[start]

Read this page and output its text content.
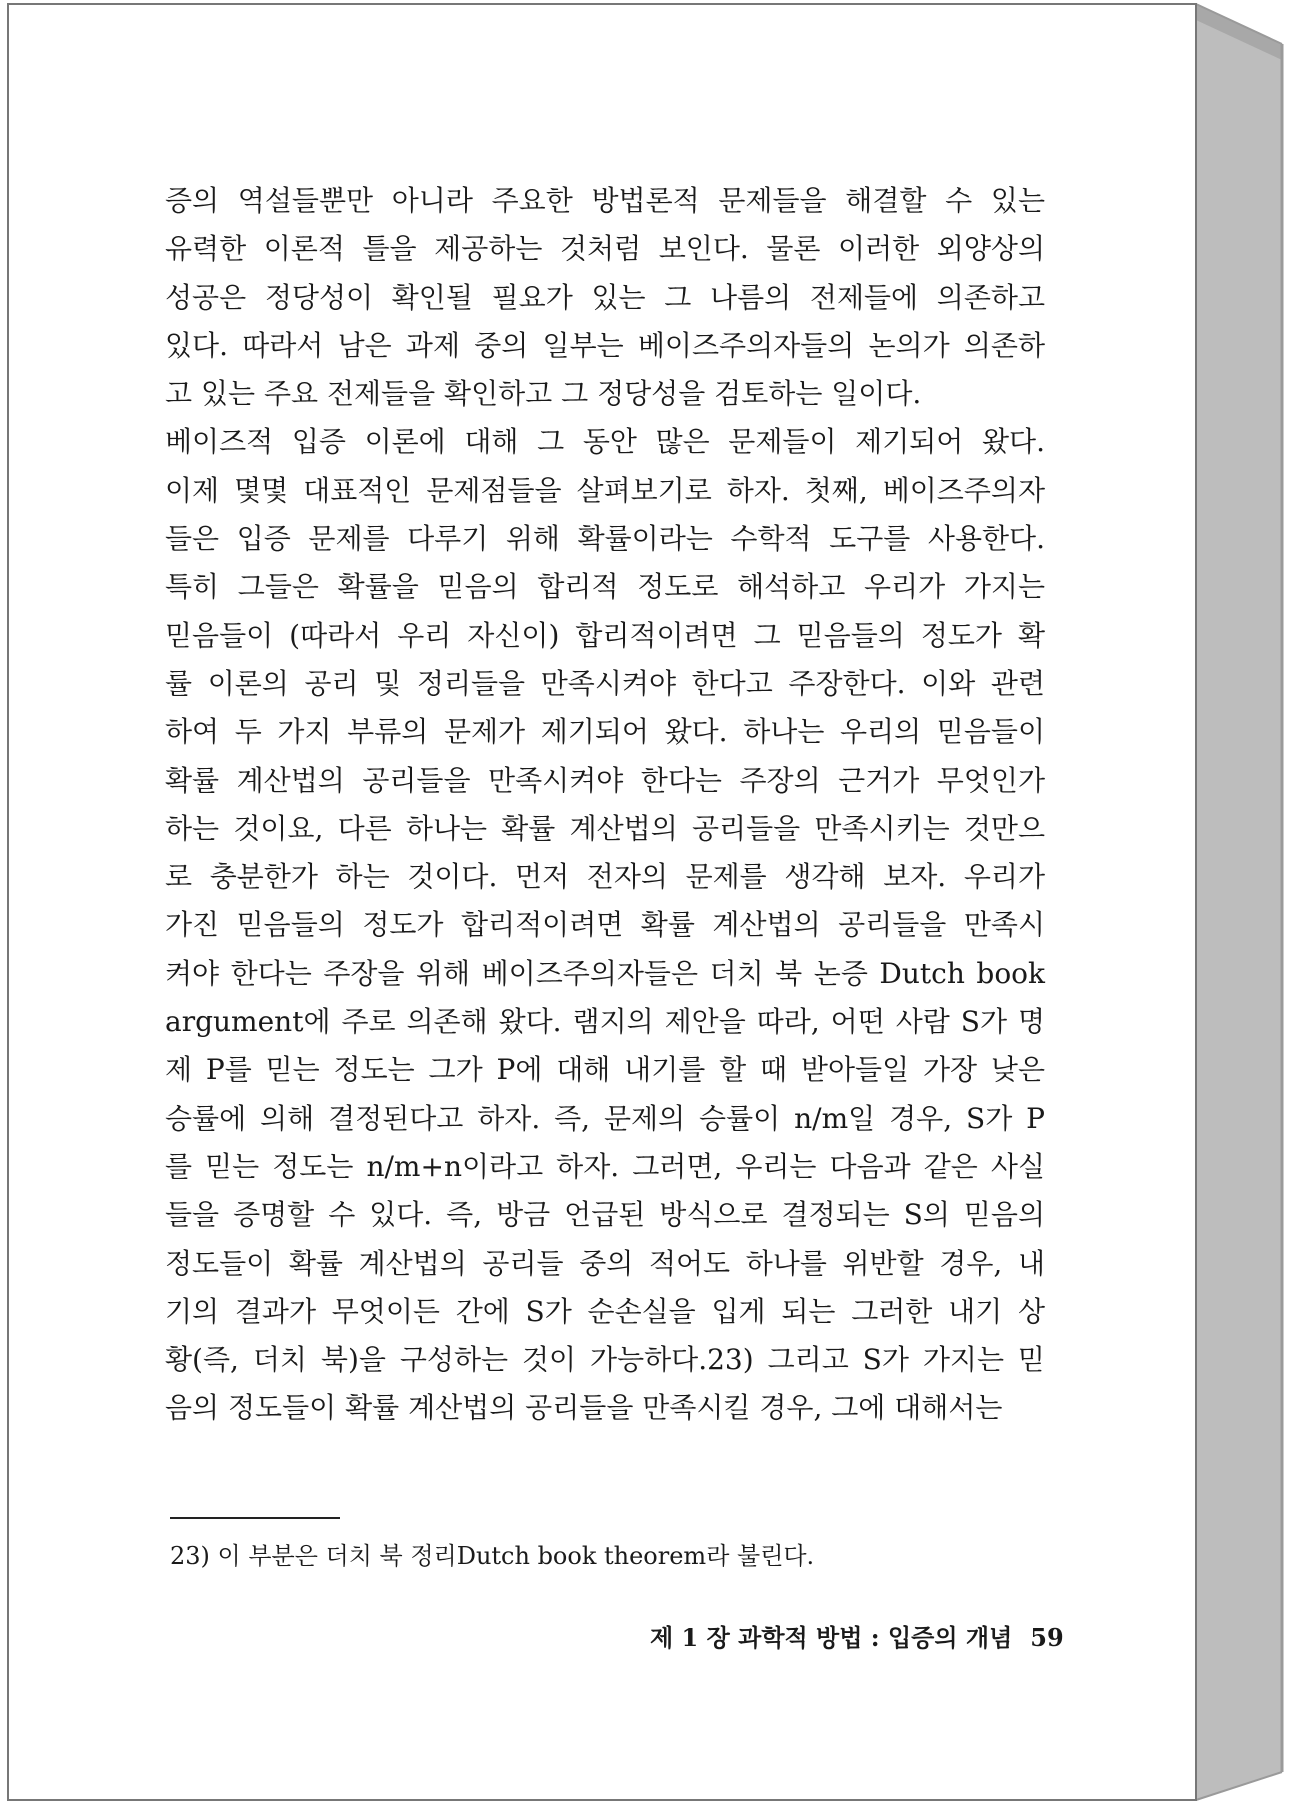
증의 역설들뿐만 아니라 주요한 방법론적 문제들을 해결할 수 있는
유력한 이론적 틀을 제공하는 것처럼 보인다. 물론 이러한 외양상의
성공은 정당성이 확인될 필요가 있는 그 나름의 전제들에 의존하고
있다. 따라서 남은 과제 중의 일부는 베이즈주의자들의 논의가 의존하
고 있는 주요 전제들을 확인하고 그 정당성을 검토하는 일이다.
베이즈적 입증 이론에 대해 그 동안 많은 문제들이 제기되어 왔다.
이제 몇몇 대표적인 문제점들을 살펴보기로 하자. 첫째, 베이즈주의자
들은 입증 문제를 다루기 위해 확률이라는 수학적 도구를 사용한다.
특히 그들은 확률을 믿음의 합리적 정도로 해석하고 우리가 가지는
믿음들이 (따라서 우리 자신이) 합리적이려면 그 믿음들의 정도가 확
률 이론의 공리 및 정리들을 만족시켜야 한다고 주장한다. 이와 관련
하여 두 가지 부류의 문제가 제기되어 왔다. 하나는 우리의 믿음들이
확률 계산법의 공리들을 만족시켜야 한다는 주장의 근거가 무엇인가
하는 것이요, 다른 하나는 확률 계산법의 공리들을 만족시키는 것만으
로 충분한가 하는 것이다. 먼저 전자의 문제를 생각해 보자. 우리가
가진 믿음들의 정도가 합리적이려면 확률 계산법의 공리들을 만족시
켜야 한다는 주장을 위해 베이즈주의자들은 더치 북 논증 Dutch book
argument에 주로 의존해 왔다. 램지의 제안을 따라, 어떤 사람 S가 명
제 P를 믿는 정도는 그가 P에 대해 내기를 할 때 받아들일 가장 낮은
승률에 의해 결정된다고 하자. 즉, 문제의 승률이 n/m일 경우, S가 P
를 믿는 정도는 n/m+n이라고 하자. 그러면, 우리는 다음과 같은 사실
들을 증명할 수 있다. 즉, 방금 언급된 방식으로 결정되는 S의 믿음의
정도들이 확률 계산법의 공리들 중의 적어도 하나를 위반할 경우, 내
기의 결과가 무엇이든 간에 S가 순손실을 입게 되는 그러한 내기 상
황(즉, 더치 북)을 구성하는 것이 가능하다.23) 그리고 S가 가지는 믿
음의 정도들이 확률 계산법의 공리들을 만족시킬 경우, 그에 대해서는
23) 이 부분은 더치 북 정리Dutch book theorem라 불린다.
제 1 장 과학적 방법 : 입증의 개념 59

[end]
[start]

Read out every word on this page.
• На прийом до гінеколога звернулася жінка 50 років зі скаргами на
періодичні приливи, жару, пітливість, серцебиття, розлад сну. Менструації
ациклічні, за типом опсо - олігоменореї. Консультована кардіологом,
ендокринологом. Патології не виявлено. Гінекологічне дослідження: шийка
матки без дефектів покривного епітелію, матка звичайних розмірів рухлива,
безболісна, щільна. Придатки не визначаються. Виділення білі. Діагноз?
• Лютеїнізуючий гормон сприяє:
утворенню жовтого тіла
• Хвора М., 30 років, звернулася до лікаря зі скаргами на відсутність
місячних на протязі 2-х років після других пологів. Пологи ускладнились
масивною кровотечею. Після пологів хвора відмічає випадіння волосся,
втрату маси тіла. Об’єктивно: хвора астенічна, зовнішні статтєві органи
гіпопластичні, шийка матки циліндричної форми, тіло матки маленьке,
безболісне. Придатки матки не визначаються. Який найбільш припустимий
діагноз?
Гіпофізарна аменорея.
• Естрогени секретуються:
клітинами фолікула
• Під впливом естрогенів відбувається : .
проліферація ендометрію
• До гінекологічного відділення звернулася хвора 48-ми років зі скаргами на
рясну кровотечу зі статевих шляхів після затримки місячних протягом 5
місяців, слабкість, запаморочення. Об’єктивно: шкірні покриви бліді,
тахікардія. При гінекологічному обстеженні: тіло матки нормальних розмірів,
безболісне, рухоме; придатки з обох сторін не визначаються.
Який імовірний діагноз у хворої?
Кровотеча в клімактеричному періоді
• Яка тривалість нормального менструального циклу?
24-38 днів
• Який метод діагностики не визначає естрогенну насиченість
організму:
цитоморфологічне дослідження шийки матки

[end]

▸ **THE PROBLEM**
Look above for lines with the word "шийка" and copy them all.

▸ **EXERCISE RESPONSE**
ендокринологом. Патології не виявлено. Гінекологічне дослідження: шийка
гіпопластичні, шийка матки циліндричної форми, тіло матки маленьке,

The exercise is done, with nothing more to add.